:: WRITTEN TASK ::
Go through the listing below and list every line with "from".

:: PROVIDED RECORDS ::
◆ ◆ ◆ ◆
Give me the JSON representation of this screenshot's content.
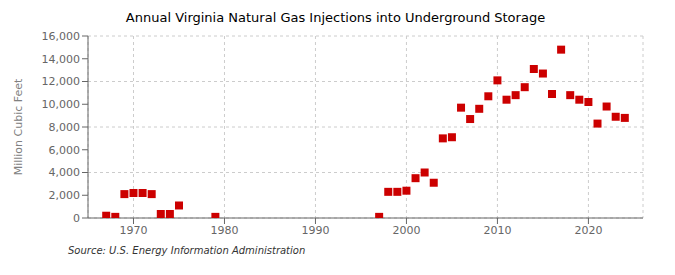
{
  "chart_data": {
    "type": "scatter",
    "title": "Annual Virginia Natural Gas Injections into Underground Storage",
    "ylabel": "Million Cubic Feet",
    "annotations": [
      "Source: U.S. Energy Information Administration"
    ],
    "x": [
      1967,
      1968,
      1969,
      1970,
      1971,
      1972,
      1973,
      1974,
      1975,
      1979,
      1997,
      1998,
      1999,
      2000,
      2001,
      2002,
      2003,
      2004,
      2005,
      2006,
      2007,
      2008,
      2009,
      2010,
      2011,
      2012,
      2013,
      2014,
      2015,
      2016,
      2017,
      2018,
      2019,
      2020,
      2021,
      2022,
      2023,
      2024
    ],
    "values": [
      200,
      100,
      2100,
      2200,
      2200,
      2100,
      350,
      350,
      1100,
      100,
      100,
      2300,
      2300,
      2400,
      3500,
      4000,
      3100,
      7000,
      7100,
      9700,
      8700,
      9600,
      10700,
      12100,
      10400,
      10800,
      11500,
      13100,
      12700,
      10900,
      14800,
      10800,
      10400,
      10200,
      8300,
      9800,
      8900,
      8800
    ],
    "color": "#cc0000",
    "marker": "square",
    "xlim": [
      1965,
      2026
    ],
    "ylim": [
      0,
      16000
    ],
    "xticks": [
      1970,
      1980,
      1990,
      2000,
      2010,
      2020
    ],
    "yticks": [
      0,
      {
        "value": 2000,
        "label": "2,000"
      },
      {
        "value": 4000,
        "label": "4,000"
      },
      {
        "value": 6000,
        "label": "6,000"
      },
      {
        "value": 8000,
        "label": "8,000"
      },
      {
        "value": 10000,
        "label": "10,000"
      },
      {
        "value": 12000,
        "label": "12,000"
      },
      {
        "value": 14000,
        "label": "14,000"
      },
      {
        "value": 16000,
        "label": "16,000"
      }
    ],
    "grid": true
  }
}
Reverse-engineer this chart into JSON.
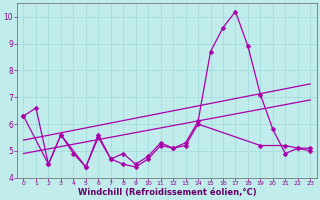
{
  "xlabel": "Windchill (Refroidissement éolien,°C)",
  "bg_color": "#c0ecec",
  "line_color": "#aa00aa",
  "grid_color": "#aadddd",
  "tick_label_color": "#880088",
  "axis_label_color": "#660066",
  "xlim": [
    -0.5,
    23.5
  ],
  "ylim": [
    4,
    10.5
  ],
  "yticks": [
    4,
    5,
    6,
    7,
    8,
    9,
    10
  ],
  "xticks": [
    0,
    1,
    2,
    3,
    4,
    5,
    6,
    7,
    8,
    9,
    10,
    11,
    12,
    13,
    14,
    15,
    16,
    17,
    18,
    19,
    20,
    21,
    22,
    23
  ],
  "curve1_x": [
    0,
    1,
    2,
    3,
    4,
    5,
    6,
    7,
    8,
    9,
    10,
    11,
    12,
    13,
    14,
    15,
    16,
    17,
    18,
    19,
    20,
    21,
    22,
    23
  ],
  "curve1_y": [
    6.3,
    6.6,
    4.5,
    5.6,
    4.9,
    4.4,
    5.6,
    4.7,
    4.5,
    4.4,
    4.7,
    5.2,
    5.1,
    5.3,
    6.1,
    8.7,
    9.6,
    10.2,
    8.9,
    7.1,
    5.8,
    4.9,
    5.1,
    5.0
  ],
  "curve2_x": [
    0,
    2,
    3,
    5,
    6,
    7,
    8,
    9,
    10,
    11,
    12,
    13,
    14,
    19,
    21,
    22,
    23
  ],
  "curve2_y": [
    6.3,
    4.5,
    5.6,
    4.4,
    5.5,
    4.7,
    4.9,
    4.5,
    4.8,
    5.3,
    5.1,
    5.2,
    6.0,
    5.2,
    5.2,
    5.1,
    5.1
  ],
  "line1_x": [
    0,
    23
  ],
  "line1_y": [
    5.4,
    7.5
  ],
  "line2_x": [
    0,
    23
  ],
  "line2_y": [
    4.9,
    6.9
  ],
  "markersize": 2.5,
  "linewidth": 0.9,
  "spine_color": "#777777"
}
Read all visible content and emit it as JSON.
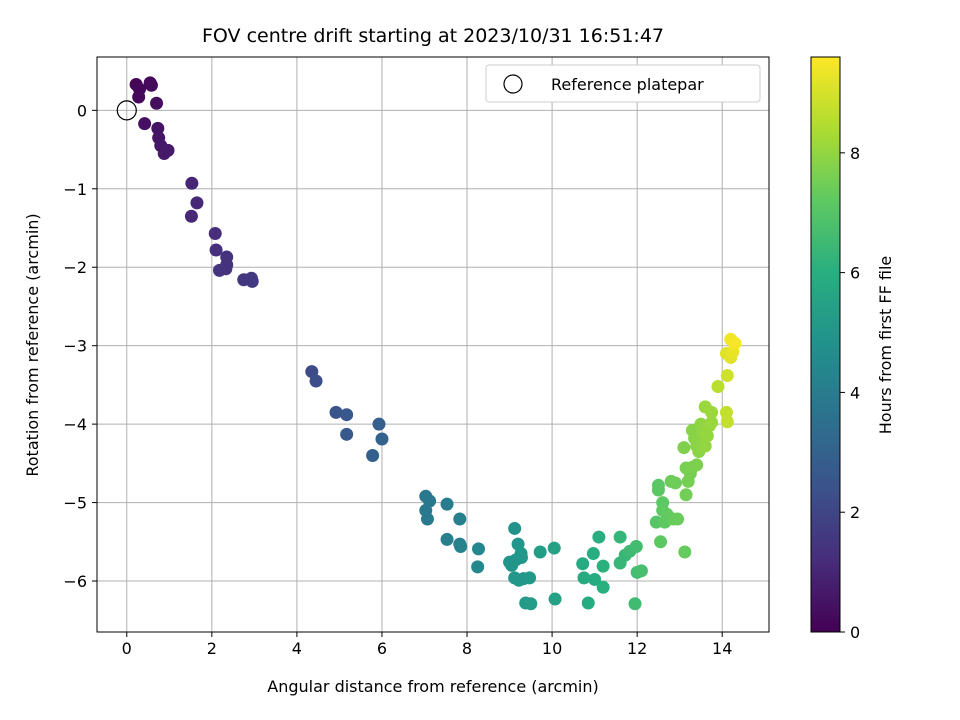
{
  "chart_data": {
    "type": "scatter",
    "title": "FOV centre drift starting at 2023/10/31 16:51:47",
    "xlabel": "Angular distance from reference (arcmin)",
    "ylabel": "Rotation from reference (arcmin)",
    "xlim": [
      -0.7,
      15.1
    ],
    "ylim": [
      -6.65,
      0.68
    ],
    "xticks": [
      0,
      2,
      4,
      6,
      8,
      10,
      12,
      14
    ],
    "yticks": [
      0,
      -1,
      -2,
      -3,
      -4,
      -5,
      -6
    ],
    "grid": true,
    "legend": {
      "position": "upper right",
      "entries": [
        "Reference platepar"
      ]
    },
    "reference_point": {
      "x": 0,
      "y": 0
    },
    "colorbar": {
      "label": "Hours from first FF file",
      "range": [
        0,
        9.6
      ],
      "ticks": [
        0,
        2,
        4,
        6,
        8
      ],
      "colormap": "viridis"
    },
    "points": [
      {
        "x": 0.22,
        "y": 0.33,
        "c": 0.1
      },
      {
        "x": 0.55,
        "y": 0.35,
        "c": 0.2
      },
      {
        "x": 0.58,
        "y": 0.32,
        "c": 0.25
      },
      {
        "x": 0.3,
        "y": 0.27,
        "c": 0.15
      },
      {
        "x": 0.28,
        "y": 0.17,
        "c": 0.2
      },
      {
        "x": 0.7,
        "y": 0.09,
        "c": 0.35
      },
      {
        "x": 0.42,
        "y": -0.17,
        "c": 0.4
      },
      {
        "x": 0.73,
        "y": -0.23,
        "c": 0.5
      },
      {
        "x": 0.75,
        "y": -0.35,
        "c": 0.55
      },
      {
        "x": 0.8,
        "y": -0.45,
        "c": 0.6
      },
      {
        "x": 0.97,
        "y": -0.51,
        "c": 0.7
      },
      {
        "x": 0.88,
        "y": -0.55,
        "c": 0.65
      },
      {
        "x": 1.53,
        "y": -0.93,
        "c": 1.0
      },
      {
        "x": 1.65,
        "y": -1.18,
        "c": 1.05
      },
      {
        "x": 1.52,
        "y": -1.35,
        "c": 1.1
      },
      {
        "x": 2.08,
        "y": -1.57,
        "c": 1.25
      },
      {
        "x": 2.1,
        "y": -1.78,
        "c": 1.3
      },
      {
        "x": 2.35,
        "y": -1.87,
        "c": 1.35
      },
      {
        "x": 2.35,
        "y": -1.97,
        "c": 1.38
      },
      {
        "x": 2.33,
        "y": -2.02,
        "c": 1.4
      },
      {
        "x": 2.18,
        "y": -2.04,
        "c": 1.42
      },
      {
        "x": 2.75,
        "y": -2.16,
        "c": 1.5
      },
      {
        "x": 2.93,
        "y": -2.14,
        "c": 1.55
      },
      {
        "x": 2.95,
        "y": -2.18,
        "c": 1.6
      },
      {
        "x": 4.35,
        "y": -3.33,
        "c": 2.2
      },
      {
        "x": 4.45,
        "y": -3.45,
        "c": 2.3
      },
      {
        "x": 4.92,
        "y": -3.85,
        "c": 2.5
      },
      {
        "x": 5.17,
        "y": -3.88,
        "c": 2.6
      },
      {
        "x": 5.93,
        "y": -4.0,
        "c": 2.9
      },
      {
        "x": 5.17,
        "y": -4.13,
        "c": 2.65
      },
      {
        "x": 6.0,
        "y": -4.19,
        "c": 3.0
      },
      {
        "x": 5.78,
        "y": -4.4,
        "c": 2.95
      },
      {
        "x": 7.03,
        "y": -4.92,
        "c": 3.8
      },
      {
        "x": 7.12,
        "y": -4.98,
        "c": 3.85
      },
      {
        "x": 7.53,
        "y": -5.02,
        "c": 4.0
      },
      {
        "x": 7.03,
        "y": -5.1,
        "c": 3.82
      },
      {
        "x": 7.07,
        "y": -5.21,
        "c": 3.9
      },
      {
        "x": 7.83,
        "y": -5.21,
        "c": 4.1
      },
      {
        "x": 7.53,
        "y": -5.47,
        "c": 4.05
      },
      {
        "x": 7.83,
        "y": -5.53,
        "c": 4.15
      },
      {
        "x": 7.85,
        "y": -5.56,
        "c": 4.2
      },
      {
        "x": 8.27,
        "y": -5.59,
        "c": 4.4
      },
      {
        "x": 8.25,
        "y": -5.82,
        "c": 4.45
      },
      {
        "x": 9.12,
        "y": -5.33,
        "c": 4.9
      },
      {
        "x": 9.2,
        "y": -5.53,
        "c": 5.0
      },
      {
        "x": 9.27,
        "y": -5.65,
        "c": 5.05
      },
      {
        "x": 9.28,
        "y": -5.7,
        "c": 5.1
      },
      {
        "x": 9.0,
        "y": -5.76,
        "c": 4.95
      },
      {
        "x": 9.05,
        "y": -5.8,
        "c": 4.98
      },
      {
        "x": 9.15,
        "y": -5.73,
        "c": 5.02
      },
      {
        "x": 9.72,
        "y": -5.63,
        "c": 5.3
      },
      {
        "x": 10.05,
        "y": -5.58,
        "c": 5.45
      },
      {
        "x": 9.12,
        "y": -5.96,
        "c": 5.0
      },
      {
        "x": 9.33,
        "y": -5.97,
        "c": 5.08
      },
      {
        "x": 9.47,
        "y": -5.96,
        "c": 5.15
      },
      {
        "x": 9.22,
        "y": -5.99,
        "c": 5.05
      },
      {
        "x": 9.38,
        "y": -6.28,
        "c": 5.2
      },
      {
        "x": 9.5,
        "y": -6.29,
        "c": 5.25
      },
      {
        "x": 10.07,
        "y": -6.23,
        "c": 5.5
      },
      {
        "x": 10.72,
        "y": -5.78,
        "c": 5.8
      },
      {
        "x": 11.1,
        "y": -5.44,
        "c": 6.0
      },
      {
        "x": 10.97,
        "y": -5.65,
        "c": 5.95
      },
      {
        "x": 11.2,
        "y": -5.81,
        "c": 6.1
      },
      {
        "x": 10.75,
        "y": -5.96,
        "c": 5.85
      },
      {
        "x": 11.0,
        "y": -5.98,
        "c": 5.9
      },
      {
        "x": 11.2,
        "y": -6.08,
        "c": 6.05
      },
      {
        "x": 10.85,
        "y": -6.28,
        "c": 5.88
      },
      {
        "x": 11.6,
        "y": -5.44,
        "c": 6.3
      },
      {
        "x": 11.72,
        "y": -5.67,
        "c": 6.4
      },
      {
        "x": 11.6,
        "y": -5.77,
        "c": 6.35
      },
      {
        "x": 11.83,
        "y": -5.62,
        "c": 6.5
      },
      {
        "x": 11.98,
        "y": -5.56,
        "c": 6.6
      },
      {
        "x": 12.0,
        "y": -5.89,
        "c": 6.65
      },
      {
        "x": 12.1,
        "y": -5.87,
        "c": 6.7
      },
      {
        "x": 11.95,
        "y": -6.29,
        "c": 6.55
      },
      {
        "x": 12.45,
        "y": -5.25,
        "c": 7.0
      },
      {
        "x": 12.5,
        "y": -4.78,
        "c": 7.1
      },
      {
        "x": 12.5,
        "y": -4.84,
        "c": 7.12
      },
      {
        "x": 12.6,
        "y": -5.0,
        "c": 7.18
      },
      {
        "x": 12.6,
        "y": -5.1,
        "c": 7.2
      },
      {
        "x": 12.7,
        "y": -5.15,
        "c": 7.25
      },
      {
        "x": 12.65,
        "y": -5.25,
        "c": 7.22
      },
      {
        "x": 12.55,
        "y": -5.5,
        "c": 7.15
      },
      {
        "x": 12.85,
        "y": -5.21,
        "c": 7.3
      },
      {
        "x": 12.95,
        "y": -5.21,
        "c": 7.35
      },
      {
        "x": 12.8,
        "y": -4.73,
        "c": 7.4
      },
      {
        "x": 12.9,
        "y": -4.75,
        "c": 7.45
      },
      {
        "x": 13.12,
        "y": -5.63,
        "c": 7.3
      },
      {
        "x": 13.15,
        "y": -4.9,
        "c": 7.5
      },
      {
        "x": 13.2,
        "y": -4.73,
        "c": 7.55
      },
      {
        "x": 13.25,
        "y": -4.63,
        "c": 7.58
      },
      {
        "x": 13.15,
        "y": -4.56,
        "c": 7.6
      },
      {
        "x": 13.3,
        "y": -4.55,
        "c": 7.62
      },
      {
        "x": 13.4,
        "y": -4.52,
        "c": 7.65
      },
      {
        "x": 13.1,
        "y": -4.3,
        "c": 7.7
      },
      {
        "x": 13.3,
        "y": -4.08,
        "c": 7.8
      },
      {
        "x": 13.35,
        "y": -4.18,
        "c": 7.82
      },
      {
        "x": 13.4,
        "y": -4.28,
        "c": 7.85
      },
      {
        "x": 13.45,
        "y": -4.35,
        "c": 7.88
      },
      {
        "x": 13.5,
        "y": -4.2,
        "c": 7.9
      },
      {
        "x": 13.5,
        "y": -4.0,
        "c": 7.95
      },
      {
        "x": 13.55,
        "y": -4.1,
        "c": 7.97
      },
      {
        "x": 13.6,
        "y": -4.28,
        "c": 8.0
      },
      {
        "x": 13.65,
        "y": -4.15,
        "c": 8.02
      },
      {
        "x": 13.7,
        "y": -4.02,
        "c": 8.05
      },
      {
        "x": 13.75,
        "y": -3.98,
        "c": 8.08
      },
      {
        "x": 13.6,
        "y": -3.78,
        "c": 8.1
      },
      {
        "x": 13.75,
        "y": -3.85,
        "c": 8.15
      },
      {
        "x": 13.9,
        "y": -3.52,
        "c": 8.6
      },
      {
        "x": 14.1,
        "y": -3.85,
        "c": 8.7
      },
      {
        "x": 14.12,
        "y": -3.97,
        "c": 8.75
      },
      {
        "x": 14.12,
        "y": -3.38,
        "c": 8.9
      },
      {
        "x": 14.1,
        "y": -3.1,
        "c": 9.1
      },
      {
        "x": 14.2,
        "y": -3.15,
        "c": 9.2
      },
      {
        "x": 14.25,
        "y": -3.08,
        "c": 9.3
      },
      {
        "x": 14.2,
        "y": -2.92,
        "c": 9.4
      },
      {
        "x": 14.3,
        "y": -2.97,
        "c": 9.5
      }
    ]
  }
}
◆ ◆ ◆ ◆
:: EXERCISE RESPONSE ::
    "xlabel": "Angular distance from reference (arcmin)",
    "ylabel": "Rotation from reference (arcmin)",
      "label": "Hours from first FF file",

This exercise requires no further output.